Given entries:
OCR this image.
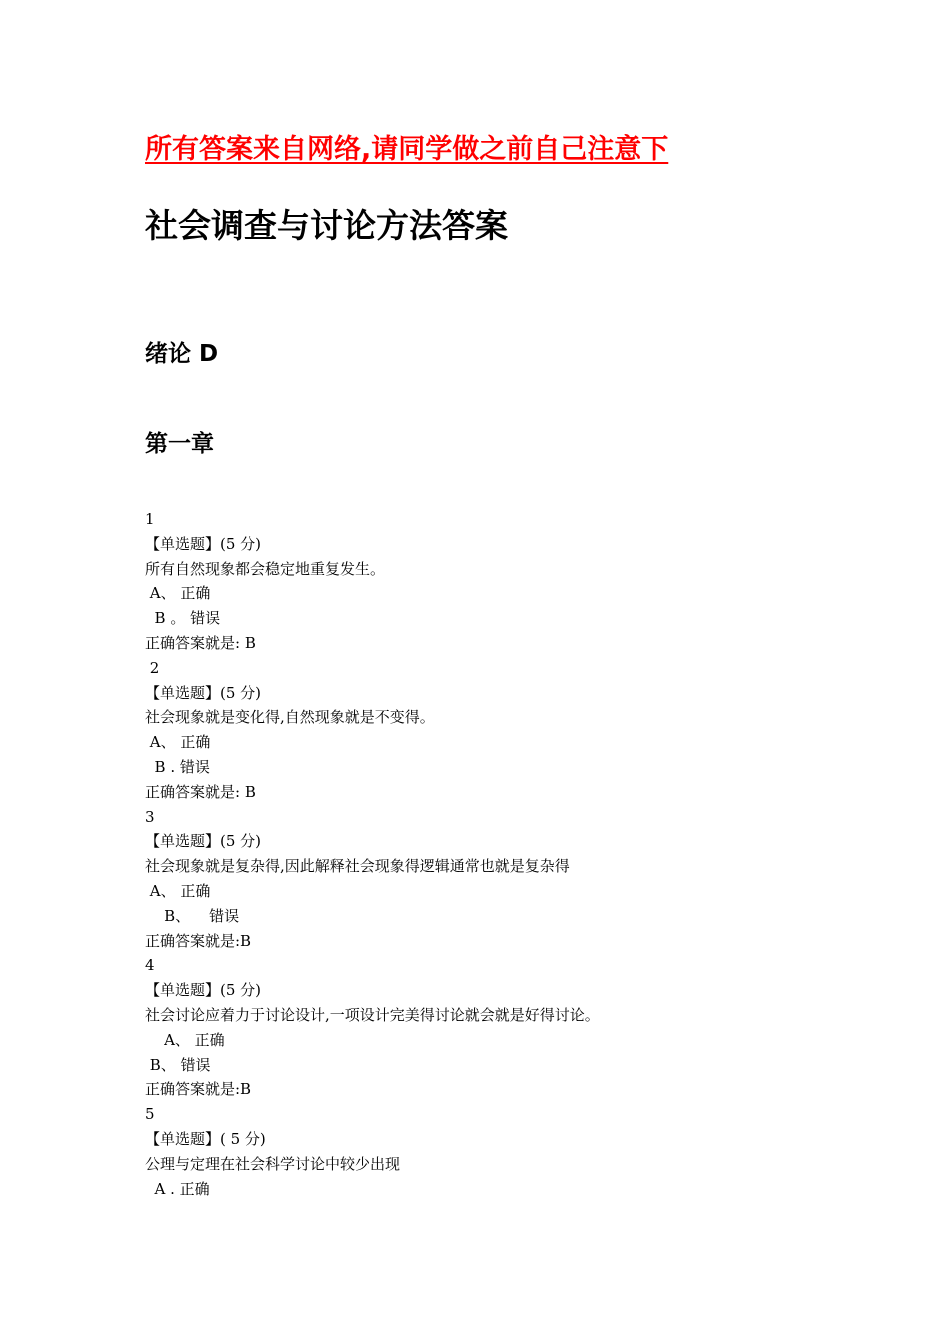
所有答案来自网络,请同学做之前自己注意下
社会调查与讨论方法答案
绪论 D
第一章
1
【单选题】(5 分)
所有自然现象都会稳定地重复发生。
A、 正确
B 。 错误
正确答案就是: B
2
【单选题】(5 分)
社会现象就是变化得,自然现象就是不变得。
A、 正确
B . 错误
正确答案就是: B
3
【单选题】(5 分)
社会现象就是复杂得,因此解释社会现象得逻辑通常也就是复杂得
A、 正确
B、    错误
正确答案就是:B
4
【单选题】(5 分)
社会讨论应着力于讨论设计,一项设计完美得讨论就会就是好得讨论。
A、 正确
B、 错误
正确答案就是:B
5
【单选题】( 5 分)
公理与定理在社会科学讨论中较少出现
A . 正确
* * *
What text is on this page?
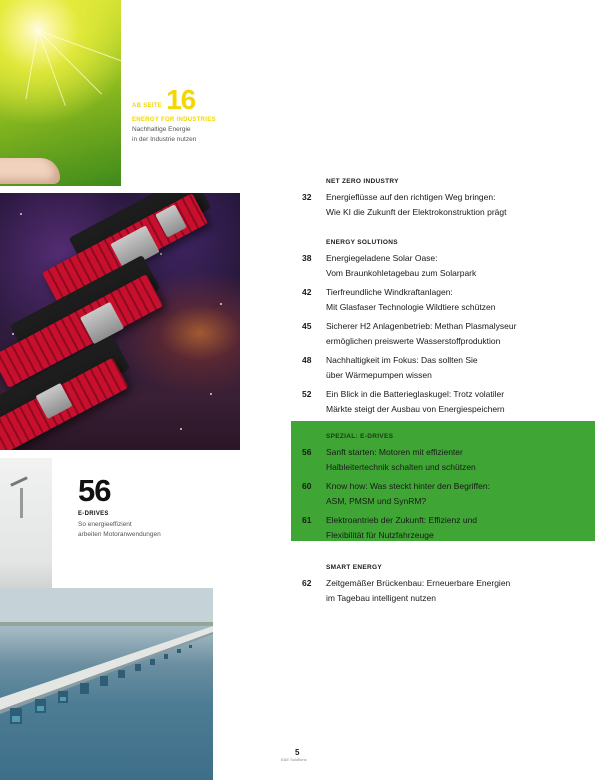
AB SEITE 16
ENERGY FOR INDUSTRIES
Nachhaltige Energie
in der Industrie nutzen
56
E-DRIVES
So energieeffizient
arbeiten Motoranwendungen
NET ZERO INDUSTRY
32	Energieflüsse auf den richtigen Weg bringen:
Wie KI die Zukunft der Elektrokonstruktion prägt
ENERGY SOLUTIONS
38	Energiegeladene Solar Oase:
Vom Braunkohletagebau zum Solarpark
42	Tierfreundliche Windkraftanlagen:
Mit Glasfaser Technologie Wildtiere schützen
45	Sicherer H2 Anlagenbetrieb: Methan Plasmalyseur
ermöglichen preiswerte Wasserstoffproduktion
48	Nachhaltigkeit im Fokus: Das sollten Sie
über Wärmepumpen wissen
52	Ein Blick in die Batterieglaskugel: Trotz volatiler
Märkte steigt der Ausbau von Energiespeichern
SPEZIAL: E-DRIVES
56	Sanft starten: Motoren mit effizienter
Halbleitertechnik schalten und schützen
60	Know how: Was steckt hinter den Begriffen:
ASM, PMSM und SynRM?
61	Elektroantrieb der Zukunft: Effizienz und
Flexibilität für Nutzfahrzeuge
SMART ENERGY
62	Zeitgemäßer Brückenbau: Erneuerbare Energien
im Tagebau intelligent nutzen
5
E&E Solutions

Given problem:
Copy out all lines that carry the word "nutzen".

Exercise output:
in der Industrie nutzen
im Tagebau intelligent nutzen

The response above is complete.